#### Problem details
Strip the pictures and reproduce the rest of the listing exactly.

#### Exercise inputs
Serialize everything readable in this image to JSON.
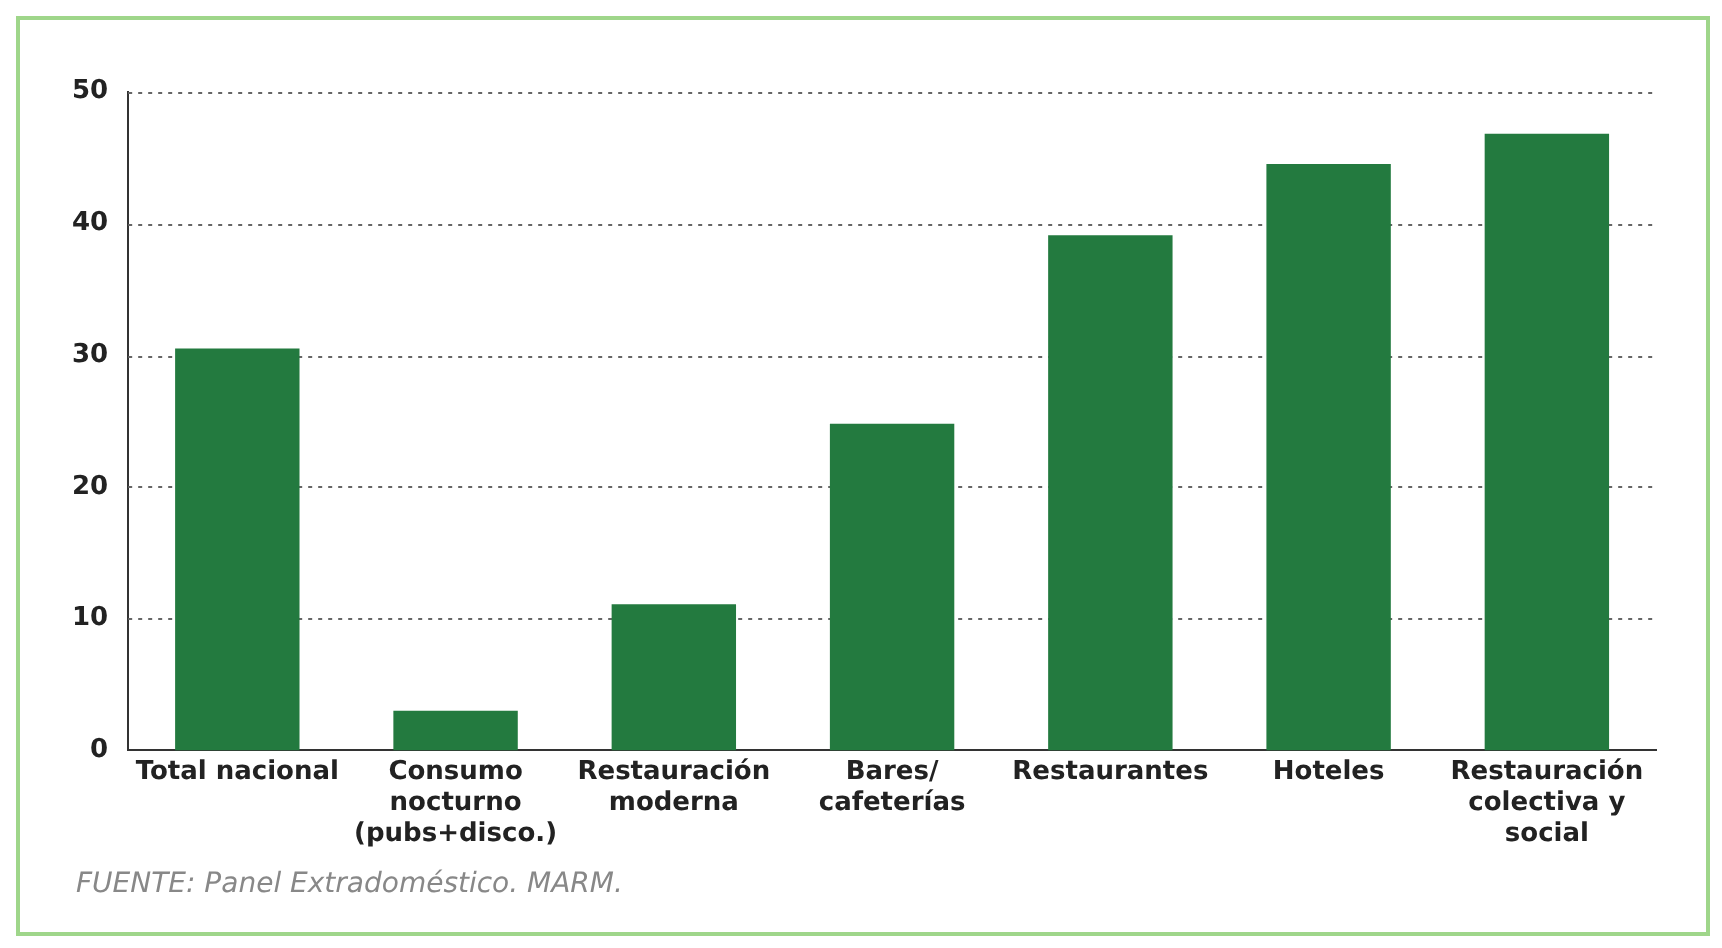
{
  "chart_data": {
    "type": "bar",
    "categories": [
      "Total nacional",
      "Consumo nocturno (pubs+disco.)",
      "Restauración moderna",
      "Bares/ cafeterías",
      "Restaurantes",
      "Hoteles",
      "Restauración colectiva y social"
    ],
    "values": [
      30.5,
      3.0,
      11.1,
      24.8,
      39.1,
      44.5,
      46.8
    ],
    "color": "#237a3f",
    "ylim": [
      0,
      50
    ],
    "yticks": [
      0,
      10,
      20,
      30,
      40,
      50
    ],
    "grid": "y",
    "annotations": [
      "FUENTE: Panel Extradoméstico. MARM."
    ]
  }
}
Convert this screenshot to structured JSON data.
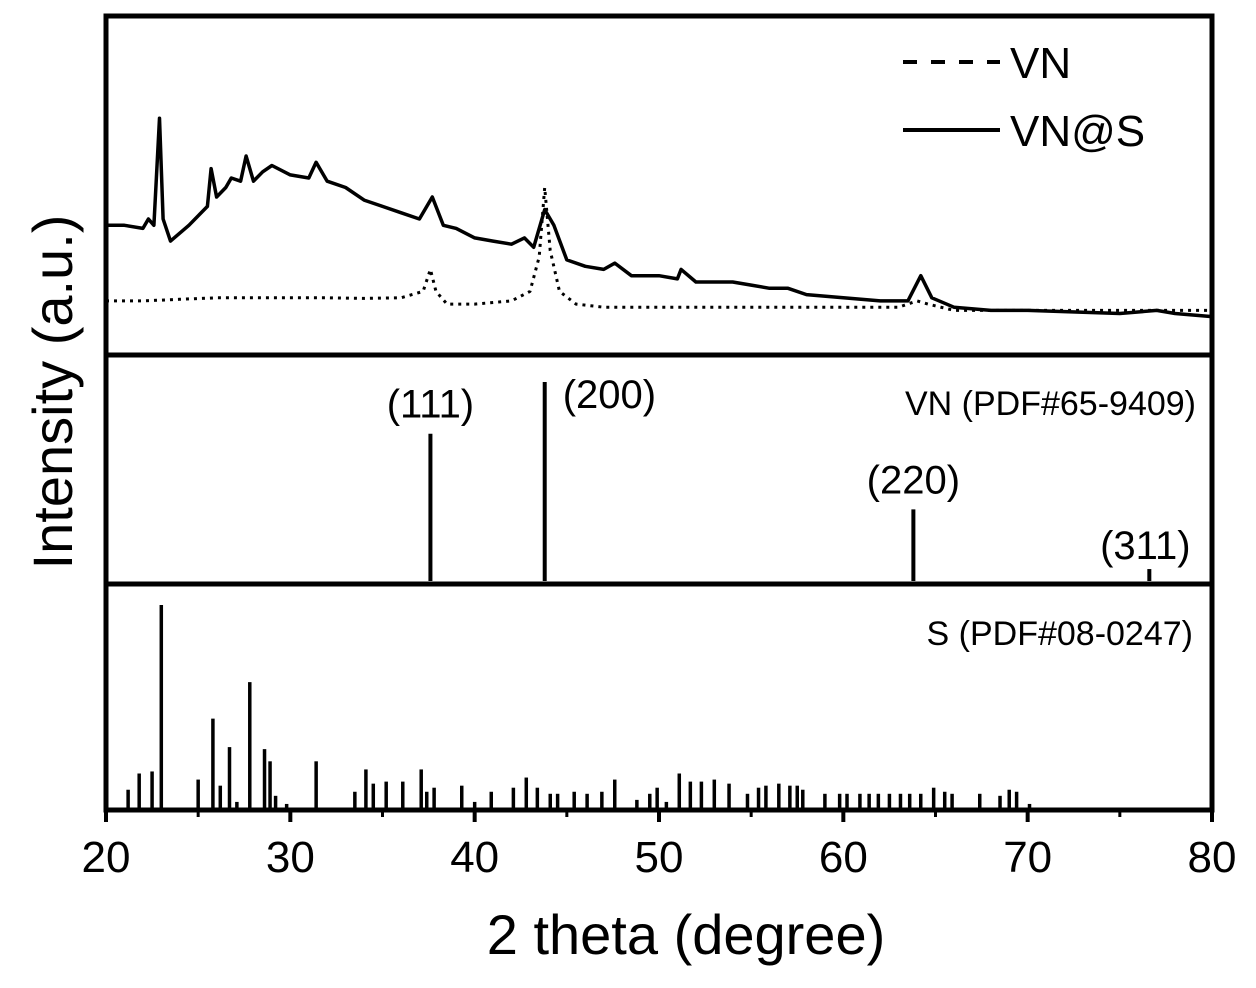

#### Output of the task
Serialize everything readable in this image to JSON.
{
  "chart_data": {
    "type": "bar",
    "categories": [
      "Total nacional",
      "Consumo nocturno (pubs+disco.)",
      "Restauración moderna",
      "Bares/ cafeterías",
      "Restaurantes",
      "Hoteles",
      "Restauración colectiva y social"
    ],
    "values": [
      30.5,
      3.0,
      11.1,
      24.8,
      39.1,
      44.5,
      46.8
    ],
    "color": "#237a3f",
    "ylim": [
      0,
      50
    ],
    "yticks": [
      0,
      10,
      20,
      30,
      40,
      50
    ],
    "grid": "y",
    "annotations": [
      "FUENTE: Panel Extradoméstico. MARM."
    ]
  }
}
Convert this screenshot to structured JSON data.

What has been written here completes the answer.